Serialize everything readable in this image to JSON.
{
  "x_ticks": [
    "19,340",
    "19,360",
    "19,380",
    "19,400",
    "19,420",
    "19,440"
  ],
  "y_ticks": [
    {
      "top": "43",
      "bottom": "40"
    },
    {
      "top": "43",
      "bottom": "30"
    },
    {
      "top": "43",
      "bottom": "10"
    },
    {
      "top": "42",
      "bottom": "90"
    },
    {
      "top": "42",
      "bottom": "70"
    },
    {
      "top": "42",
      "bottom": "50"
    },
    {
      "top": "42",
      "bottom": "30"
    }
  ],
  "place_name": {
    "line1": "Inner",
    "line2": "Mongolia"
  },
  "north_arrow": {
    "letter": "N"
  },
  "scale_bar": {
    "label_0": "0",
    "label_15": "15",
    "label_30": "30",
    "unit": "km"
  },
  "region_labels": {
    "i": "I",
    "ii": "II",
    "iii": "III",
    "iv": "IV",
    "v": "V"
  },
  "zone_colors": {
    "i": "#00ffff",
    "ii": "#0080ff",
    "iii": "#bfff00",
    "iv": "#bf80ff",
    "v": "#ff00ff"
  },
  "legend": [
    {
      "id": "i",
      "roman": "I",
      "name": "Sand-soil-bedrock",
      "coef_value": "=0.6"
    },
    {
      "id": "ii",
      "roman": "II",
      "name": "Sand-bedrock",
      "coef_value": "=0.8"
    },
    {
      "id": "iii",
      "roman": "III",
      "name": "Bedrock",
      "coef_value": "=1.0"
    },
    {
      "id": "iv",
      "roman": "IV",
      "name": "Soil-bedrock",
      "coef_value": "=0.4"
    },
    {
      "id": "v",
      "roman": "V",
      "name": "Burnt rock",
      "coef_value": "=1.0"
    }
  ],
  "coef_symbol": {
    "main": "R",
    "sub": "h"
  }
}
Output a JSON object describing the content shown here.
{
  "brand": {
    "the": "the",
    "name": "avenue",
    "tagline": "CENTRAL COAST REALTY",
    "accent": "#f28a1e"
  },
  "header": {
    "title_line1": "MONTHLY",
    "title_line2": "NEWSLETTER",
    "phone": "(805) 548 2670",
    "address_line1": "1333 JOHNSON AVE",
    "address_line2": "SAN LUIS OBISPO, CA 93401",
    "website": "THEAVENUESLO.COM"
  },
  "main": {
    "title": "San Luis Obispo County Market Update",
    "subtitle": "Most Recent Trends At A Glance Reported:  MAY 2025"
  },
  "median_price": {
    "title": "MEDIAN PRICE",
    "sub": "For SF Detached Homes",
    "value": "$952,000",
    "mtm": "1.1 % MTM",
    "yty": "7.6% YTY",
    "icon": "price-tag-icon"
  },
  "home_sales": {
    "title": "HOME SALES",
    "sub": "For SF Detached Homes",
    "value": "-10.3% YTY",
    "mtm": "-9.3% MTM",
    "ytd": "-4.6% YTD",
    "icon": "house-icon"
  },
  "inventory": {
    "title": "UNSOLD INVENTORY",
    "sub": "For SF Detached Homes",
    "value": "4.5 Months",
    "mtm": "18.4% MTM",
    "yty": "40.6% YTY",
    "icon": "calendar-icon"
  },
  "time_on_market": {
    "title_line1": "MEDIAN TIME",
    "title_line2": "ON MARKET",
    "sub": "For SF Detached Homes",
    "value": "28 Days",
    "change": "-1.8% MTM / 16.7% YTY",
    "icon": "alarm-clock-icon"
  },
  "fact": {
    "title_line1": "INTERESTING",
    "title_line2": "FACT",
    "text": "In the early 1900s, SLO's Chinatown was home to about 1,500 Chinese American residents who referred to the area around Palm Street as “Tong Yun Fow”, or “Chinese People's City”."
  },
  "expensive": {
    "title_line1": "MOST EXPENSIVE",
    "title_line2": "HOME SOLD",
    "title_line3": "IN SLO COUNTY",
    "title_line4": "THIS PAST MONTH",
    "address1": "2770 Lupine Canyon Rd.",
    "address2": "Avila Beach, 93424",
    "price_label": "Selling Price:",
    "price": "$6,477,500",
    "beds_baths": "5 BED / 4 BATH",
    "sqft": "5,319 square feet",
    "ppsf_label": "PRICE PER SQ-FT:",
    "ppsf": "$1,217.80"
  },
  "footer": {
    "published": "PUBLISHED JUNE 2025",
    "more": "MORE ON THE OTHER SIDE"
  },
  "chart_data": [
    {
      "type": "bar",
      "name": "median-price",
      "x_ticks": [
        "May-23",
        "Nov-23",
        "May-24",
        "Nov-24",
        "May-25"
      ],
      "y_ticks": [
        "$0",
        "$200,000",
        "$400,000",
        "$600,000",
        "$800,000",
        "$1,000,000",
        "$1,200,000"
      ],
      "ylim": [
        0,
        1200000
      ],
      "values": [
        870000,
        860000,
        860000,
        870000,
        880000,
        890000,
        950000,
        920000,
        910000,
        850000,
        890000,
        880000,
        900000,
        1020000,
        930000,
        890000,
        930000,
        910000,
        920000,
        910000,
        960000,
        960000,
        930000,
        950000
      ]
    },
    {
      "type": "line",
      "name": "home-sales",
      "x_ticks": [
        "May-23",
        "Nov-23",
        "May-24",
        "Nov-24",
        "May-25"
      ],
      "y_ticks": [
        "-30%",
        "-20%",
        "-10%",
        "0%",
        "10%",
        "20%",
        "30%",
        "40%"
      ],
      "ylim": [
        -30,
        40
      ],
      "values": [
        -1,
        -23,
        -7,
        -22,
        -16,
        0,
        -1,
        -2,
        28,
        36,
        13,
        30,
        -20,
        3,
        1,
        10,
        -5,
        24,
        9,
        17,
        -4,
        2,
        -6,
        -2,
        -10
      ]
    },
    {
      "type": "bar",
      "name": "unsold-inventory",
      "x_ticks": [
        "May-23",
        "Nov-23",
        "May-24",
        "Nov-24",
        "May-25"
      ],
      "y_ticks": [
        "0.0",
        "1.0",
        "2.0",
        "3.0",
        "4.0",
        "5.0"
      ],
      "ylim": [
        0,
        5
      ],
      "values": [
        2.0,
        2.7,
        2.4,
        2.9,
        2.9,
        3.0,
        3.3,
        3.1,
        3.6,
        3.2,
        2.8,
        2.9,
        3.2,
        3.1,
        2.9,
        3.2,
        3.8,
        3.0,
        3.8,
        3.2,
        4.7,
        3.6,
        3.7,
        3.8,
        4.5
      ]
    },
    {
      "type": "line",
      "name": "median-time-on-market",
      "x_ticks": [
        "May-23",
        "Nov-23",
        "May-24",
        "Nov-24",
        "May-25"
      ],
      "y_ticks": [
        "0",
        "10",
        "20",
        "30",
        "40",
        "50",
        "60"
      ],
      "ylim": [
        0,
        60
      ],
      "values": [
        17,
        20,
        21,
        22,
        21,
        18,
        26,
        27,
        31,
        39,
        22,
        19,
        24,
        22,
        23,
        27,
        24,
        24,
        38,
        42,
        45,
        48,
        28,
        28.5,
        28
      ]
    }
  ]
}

=-=-=

Your goal: Transcribe every record above exactly as it appears.

Written solution:
Serialize everything readable in this image to JSON.
{
  "x_ticks": [
    "19,340",
    "19,360",
    "19,380",
    "19,400",
    "19,420",
    "19,440"
  ],
  "y_ticks": [
    {
      "top": "43",
      "bottom": "40"
    },
    {
      "top": "43",
      "bottom": "30"
    },
    {
      "top": "43",
      "bottom": "10"
    },
    {
      "top": "42",
      "bottom": "90"
    },
    {
      "top": "42",
      "bottom": "70"
    },
    {
      "top": "42",
      "bottom": "50"
    },
    {
      "top": "42",
      "bottom": "30"
    }
  ],
  "place_name": {
    "line1": "Inner",
    "line2": "Mongolia"
  },
  "north_arrow": {
    "letter": "N"
  },
  "scale_bar": {
    "label_0": "0",
    "label_15": "15",
    "label_30": "30",
    "unit": "km"
  },
  "region_labels": {
    "i": "I",
    "ii": "II",
    "iii": "III",
    "iv": "IV",
    "v": "V"
  },
  "zone_colors": {
    "i": "#00ffff",
    "ii": "#0080ff",
    "iii": "#bfff00",
    "iv": "#bf80ff",
    "v": "#ff00ff"
  },
  "legend": [
    {
      "id": "i",
      "roman": "I",
      "name": "Sand-soil-bedrock",
      "coef_value": "=0.6"
    },
    {
      "id": "ii",
      "roman": "II",
      "name": "Sand-bedrock",
      "coef_value": "=0.8"
    },
    {
      "id": "iii",
      "roman": "III",
      "name": "Bedrock",
      "coef_value": "=1.0"
    },
    {
      "id": "iv",
      "roman": "IV",
      "name": "Soil-bedrock",
      "coef_value": "=0.4"
    },
    {
      "id": "v",
      "roman": "V",
      "name": "Burnt rock",
      "coef_value": "=1.0"
    }
  ],
  "coef_symbol": {
    "main": "R",
    "sub": "h"
  }
}
Output a JSON object describing the content shown here.
{
  "brand": {
    "the": "the",
    "name": "avenue",
    "tagline": "CENTRAL COAST REALTY",
    "accent": "#f28a1e"
  },
  "header": {
    "title_line1": "MONTHLY",
    "title_line2": "NEWSLETTER",
    "phone": "(805) 548 2670",
    "address_line1": "1333 JOHNSON AVE",
    "address_line2": "SAN LUIS OBISPO, CA 93401",
    "website": "THEAVENUESLO.COM"
  },
  "main": {
    "title": "San Luis Obispo County Market Update",
    "subtitle": "Most Recent Trends At A Glance Reported:  MAY 2025"
  },
  "median_price": {
    "title": "MEDIAN PRICE",
    "sub": "For SF Detached Homes",
    "value": "$952,000",
    "mtm": "1.1 % MTM",
    "yty": "7.6% YTY",
    "icon": "price-tag-icon"
  },
  "home_sales": {
    "title": "HOME SALES",
    "sub": "For SF Detached Homes",
    "value": "-10.3% YTY",
    "mtm": "-9.3% MTM",
    "ytd": "-4.6% YTD",
    "icon": "house-icon"
  },
  "inventory": {
    "title": "UNSOLD INVENTORY",
    "sub": "For SF Detached Homes",
    "value": "4.5 Months",
    "mtm": "18.4% MTM",
    "yty": "40.6% YTY",
    "icon": "calendar-icon"
  },
  "time_on_market": {
    "title_line1": "MEDIAN TIME",
    "title_line2": "ON MARKET",
    "sub": "For SF Detached Homes",
    "value": "28 Days",
    "change": "-1.8% MTM / 16.7% YTY",
    "icon": "alarm-clock-icon"
  },
  "fact": {
    "title_line1": "INTERESTING",
    "title_line2": "FACT",
    "text": "In the early 1900s, SLO's Chinatown was home to about 1,500 Chinese American residents who referred to the area around Palm Street as “Tong Yun Fow”, or “Chinese People's City”."
  },
  "expensive": {
    "title_line1": "MOST EXPENSIVE",
    "title_line2": "HOME SOLD",
    "title_line3": "IN SLO COUNTY",
    "title_line4": "THIS PAST MONTH",
    "address1": "2770 Lupine Canyon Rd.",
    "address2": "Avila Beach, 93424",
    "price_label": "Selling Price:",
    "price": "$6,477,500",
    "beds_baths": "5 BED / 4 BATH",
    "sqft": "5,319 square feet",
    "ppsf_label": "PRICE PER SQ-FT:",
    "ppsf": "$1,217.80"
  },
  "footer": {
    "published": "PUBLISHED JUNE 2025",
    "more": "MORE ON THE OTHER SIDE"
  },
  "chart_data": [
    {
      "type": "bar",
      "name": "median-price",
      "x_ticks": [
        "May-23",
        "Nov-23",
        "May-24",
        "Nov-24",
        "May-25"
      ],
      "y_ticks": [
        "$0",
        "$200,000",
        "$400,000",
        "$600,000",
        "$800,000",
        "$1,000,000",
        "$1,200,000"
      ],
      "ylim": [
        0,
        1200000
      ],
      "values": [
        870000,
        860000,
        860000,
        870000,
        880000,
        890000,
        950000,
        920000,
        910000,
        850000,
        890000,
        880000,
        900000,
        1020000,
        930000,
        890000,
        930000,
        910000,
        920000,
        910000,
        960000,
        960000,
        930000,
        950000
      ]
    },
    {
      "type": "line",
      "name": "home-sales",
      "x_ticks": [
        "May-23",
        "Nov-23",
        "May-24",
        "Nov-24",
        "May-25"
      ],
      "y_ticks": [
        "-30%",
        "-20%",
        "-10%",
        "0%",
        "10%",
        "20%",
        "30%",
        "40%"
      ],
      "ylim": [
        -30,
        40
      ],
      "values": [
        -1,
        -23,
        -7,
        -22,
        -16,
        0,
        -1,
        -2,
        28,
        36,
        13,
        30,
        -20,
        3,
        1,
        10,
        -5,
        24,
        9,
        17,
        -4,
        2,
        -6,
        -2,
        -10
      ]
    },
    {
      "type": "bar",
      "name": "unsold-inventory",
      "x_ticks": [
        "May-23",
        "Nov-23",
        "May-24",
        "Nov-24",
        "May-25"
      ],
      "y_ticks": [
        "0.0",
        "1.0",
        "2.0",
        "3.0",
        "4.0",
        "5.0"
      ],
      "ylim": [
        0,
        5
      ],
      "values": [
        2.0,
        2.7,
        2.4,
        2.9,
        2.9,
        3.0,
        3.3,
        3.1,
        3.6,
        3.2,
        2.8,
        2.9,
        3.2,
        3.1,
        2.9,
        3.2,
        3.8,
        3.0,
        3.8,
        3.2,
        4.7,
        3.6,
        3.7,
        3.8,
        4.5
      ]
    },
    {
      "type": "line",
      "name": "median-time-on-market",
      "x_ticks": [
        "May-23",
        "Nov-23",
        "May-24",
        "Nov-24",
        "May-25"
      ],
      "y_ticks": [
        "0",
        "10",
        "20",
        "30",
        "40",
        "50",
        "60"
      ],
      "ylim": [
        0,
        60
      ],
      "values": [
        17,
        20,
        21,
        22,
        21,
        18,
        26,
        27,
        31,
        39,
        22,
        19,
        24,
        22,
        23,
        27,
        24,
        24,
        38,
        42,
        45,
        48,
        28,
        28.5,
        28
      ]
    }
  ]
}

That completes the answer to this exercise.